**WRITTEN PROBLEM A:** In the passage on oil and gas leasing of federal rights-of-way under the 1930 Act, what is the longest term allowed if a lease is awarded?
**WRITTEN PROBLEM B:** From the passage on 1930 Act right-of-way leasing, extract everything from "If the adjoining" down to "than 20 years.".
**WRITTEN PROBLEM C:** Continue the passage on 1930 Act right-of-way leasing from where it stops.

**TEXT PASSAGE:**

____

In addition to limiting the effect of the 1930 Act, the 1983 amendments were issued to apparently confirm the Department of Interior’s understanding of the caselaw, i.e. the 1930 Act applied only to limited fee rights-of-way, and to apparently confirm its past practices. Notably, the amended regulation conflicts with the 1930 Act’s provision that it applies to “other rights of way acquired under any law of the United States, whether the same be a base fee or mere easement.” Regardless, we are not aware of any case in which the Bureau of Land Management (“BLM”) has issued a lease for a right-of-way other than those granted under the railroad acts or reservoir act identified in the regulation above.

How It Works. The owner of the right-of-way has the right to apply for an oil and gas lease or assign its right to apply for the lease to a third party. The owner, or its assignee, must file an application with the BLM along with the applicable fee. The standard Form 3100-11 Offer to Lease and Lease for Oil and Gas is used with adjustments made by BLM personnel for the necessary references to the 1930 Act and specific requirements of the Act. If the right-of-way owner has assigned its preferential right to lease, the application must include an executed copy of the assignment of the right. The application should detail: the facts of the ownership of the right-of-way and of the assignment, if applicable; the development of oil or gas in adjacent or nearby lands, including the location and depth of the wells, production, and probability of drainage of the oil and gas in the right-of-way; and a description of the right-of-way, including at least each legal subdivision through which a portion of the right-of-way is to be leased passes.

Once the BLM determines that leasing of the right-of-way lands is consistent with the public interest, either upon consideration of an application or on its own motion, it will serve notice on the owner or lessee of the oil and gas in the adjoining lands. Although the adjoining owners or lessees are not entitled to an oil and gas lease for the right-of-way lands, they do have the preferential right to submit a bid for a compensatory royalty they would agree to pay for producing the oil and gas beneath the right-of-way lands from a well drilled on the adjoining lands. The compensatory royalty would be paid to the United States in lieu of it issuing a lease to the right-of-way owner or its assignee. A compensatory royalty agreement is to be on a form approved by the Director. The owner of the right-of-way, or its assignee, is given the same period of time to submit its bid for the royalty interest rate is willing it pay if the lease is issued. The royalty cannot be for less than 12.5%.

If the adjoining owners submit compensatory royalty bids, the right-of-way lease or the compensatory royalty agreement shall be awarded to the offer that is most advantageous to the United States.  If a lease is awarded, the term shall not be more than 20 years.

Be Alert. When dealing with lands owned by the United States, landmen and title examiners should be on alert for the existence of any rights-of-way pre-dating a federal oil and gas lease and the possibility the right-of-way lands are unleased. Considering the BLM’s current practice of only issuing 1930 Act leases for railroad and reservoir rights-of-way as described in the above regulation, the federal oil and gas lessee is unable to fully secure a valid leasehold interest in lands under all other types of rights-of-way. Under those circumstances, the lessee should take action to protect itself against the conflict between the 1930 Act and its regulations, possible trespass claim, and a compensatory royalty bidding war.

____

**PROVIDED DATA:**
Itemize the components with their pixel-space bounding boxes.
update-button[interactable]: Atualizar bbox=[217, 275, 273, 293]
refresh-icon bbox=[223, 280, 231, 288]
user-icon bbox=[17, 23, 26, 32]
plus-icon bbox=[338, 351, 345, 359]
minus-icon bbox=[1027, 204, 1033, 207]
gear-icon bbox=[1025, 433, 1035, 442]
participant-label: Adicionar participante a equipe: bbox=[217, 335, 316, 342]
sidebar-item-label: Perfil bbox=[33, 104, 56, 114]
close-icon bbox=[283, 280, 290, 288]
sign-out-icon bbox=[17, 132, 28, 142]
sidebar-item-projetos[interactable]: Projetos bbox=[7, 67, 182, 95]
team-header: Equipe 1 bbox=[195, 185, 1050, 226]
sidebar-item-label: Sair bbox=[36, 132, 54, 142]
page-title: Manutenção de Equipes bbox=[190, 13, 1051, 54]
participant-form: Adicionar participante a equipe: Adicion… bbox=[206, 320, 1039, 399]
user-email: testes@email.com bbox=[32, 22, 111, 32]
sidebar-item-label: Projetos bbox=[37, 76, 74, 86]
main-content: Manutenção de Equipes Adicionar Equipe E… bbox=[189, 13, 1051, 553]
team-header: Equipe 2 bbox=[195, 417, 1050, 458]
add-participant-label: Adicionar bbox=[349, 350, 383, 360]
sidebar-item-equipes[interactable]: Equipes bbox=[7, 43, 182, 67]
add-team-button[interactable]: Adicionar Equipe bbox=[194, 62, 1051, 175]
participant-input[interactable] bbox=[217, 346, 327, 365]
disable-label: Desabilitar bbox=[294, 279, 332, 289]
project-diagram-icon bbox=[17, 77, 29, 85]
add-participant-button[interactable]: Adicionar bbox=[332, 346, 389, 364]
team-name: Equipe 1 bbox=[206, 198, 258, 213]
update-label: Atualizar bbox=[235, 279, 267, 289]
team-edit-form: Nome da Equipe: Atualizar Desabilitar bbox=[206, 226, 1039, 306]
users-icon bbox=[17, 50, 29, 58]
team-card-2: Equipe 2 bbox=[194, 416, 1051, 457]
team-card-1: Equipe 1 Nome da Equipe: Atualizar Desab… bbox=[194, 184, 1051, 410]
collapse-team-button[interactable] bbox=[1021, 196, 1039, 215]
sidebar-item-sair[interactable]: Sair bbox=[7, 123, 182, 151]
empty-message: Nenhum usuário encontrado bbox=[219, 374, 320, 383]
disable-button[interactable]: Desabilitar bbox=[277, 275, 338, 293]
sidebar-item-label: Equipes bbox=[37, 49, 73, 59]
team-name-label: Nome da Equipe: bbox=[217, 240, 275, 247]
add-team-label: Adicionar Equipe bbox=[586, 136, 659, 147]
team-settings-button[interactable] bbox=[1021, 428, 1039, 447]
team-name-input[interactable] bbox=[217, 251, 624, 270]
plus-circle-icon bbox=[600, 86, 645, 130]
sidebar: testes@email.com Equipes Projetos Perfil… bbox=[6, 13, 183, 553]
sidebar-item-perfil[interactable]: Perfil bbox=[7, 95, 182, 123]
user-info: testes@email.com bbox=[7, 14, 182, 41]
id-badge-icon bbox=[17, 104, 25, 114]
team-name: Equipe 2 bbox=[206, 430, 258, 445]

____

**EXERCISE OUTPUT A:** No more than 20 years.

**EXERCISE OUTPUT B:**
If the adjoining owners submit compensatory royalty bids, the right-of-way lease or the compensatory royalty agreement shall be awarded to the offer that is most advantageous to the United States.  If a lease is awarded, the term shall not be more than 20 years.

**EXERCISE OUTPUT C:**
[1] D. Hatch, “What are the Types of Federal Oil and Gas Leases?” The Oil & Gas Report, April 4, 2017.

[2] The vast majority of federal oil and gas leases are issued pursuant to the Mineral Leasing Act of February 25, 1920, as amended. For purposes of this article, reference to a “federal oil and gas lease” will mean a lease issued under the 1920 Mineral Leasing Act.

[3] If a right-of-way is granted after the issuance of a federal oil and gas lease, the federal oil and gas lease will cover the oil and gas under the right-of-way lands.

[4] See Northern Pac. Ry. v. Townsend, 190 U.S. 267, 271-72 (1903); Rio Grande Western Ry. Co. v. Stringham, 239 U.S. 44, 47 (1915); Windsor Reservoir & Canal Co. v. Miller, 51 I.D. 27, 34 (1925).

[5] Subsequent decisions have clarified that the property interest granted under such right-of-way statutes is an easement rather than a limited fee. See Great Northern Ry. Co. v. United States, 315 U.S. 262, 279 (1942); Solicitor Opinion, 67 Pub. Lands Dec. 225 (1960)

[6] 30 U.S.C. §§ 301 to 306.

[7] 30 U.S.C. § 301 (emphasis added).

[8] The Act of March 3, 1891, pertains to rights-of way for irrigation canals, ditches, and reservoirs (hereinafter referred to as the “reservoir rights-of-way”) .

[9] Typically, the Mineral Leasing Act of 1920.

[10] 43 CFR § 3109.1-1 (emphasis added).

What Are the Types of Federal Oil and Gas Leases?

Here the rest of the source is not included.